[Collected data]
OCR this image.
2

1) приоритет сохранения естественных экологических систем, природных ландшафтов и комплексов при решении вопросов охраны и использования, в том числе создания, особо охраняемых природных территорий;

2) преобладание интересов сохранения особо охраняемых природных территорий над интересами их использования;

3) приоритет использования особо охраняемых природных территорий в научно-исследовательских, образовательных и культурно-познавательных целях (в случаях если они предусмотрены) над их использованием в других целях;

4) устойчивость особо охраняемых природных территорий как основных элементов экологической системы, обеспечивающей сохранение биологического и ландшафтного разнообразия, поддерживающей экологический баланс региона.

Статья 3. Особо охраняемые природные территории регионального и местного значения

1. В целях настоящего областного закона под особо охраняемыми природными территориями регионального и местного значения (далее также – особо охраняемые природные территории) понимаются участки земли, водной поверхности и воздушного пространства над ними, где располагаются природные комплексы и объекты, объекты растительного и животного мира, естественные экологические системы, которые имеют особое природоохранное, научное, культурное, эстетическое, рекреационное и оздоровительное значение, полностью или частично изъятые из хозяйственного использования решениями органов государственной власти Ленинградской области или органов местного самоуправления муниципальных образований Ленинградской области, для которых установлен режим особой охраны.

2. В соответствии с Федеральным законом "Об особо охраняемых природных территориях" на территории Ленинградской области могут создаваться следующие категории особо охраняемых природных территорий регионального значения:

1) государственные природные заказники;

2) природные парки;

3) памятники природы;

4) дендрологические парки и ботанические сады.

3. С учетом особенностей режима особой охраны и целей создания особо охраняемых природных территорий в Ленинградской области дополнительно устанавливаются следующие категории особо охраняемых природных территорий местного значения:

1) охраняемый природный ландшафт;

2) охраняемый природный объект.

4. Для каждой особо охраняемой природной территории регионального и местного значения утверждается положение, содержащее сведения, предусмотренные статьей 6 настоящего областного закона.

> YOUR OBJECTIVE
Find "природный". Copy every line it occurs in.

> EXERCISE RESULT
1) охраняемый природный ландшафт;
2) охраняемый природный объект.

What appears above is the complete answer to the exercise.